━━ MATERIAL FOR THIS TASK
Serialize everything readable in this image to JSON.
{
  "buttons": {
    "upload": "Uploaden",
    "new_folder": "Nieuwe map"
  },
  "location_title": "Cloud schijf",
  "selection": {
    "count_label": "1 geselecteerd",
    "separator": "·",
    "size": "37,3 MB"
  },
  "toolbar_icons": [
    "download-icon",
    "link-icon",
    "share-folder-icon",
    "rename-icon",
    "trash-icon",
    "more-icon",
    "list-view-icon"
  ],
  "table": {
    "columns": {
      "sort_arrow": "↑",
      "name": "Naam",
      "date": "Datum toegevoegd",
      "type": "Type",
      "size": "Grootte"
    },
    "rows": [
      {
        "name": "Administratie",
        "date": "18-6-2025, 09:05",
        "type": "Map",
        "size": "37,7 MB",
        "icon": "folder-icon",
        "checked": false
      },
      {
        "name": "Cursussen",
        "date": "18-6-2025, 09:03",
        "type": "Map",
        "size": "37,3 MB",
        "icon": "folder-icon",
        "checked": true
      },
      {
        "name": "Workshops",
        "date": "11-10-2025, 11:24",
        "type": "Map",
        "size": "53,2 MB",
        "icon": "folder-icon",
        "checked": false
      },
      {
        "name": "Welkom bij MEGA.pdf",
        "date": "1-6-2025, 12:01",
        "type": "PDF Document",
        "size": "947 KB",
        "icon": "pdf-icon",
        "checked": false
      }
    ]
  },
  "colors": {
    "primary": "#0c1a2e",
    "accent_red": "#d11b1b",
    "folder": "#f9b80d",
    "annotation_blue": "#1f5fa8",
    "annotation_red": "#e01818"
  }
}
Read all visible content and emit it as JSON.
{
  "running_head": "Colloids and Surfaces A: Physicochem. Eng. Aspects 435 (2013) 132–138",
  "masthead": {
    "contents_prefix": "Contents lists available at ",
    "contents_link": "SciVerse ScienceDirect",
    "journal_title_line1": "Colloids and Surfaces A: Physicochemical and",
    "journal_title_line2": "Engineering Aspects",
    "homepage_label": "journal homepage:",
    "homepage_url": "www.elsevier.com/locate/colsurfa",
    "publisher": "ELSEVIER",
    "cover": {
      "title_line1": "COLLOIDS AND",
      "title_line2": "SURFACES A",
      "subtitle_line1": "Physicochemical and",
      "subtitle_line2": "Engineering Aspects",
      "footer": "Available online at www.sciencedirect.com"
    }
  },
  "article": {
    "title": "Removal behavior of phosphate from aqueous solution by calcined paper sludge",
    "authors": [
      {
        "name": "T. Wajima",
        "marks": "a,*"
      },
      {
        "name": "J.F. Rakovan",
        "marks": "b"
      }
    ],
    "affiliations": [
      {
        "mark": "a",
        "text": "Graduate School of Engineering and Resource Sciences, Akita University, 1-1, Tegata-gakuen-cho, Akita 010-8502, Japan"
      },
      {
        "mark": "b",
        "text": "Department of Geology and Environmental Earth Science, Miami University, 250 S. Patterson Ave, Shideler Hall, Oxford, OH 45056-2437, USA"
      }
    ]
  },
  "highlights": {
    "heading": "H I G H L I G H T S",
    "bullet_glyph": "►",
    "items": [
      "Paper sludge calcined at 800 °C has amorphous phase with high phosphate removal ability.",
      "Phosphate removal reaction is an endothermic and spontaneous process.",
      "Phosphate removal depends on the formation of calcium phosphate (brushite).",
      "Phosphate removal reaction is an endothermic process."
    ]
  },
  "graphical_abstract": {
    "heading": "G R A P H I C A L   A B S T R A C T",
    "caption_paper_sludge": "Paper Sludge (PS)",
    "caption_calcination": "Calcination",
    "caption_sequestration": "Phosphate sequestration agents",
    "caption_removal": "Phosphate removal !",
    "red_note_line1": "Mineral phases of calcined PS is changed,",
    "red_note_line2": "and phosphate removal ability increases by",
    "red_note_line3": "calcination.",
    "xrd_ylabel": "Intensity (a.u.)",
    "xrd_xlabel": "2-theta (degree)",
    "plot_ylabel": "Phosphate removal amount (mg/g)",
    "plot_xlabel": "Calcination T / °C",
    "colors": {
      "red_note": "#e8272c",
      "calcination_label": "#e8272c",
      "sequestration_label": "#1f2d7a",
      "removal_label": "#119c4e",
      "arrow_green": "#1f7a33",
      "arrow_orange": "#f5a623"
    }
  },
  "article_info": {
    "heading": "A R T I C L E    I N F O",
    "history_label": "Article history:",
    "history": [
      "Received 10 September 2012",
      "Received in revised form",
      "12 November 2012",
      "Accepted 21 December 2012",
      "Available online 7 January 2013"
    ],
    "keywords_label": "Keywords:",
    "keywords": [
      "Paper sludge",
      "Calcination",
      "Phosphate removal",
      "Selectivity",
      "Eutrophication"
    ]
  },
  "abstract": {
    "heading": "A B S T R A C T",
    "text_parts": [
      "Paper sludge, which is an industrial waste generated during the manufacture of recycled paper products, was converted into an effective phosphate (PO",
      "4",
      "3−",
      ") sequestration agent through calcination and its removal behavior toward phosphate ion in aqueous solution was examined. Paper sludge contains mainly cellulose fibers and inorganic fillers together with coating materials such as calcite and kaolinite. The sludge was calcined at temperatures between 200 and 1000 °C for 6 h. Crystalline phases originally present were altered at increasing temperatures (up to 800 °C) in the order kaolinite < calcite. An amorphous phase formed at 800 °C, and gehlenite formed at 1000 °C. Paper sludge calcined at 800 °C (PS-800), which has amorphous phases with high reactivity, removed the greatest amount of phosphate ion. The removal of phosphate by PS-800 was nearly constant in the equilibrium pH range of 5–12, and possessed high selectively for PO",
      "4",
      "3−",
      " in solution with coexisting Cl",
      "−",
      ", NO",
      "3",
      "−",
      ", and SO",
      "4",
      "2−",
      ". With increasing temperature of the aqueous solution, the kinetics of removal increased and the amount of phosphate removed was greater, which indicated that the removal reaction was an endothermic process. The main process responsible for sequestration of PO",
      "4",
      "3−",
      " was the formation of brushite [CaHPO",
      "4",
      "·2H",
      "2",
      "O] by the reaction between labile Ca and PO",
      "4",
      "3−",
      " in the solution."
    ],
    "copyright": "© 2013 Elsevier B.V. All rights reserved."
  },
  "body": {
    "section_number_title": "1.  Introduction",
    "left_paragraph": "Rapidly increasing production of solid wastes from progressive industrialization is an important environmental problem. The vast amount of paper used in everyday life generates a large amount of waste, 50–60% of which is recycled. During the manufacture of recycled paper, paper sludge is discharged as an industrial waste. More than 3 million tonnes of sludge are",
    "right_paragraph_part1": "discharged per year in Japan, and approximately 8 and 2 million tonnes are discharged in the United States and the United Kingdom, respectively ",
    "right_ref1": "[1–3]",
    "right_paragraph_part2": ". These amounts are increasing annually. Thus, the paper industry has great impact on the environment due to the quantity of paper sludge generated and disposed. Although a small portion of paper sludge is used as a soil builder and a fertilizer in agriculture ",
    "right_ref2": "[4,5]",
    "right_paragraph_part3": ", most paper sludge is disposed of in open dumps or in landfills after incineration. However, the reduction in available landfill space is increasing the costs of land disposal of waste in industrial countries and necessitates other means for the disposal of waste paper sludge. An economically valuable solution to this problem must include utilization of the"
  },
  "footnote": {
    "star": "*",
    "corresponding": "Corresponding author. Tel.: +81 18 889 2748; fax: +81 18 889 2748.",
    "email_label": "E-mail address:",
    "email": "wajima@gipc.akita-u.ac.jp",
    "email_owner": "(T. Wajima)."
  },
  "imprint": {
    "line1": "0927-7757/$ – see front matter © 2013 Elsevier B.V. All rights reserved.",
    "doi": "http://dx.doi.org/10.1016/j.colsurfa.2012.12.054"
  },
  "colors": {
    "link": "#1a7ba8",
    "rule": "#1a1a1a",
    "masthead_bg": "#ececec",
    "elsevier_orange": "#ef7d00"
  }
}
━━━━
### WHAT YOU WILL DO
Search the lines above for the string "process" and copy each line that has it.

### CORRECT ANSWER
      "Phosphate removal reaction is an endothermic and spontaneous process.",
      "Phosphate removal reaction is an endothermic process."
      ". With increasing temperature of the aqueous solution, the kinetics of removal increased and the amount of phosphate removed was greater, which indicated that the removal reaction was an endothermic process. The main process responsible for sequestration of PO",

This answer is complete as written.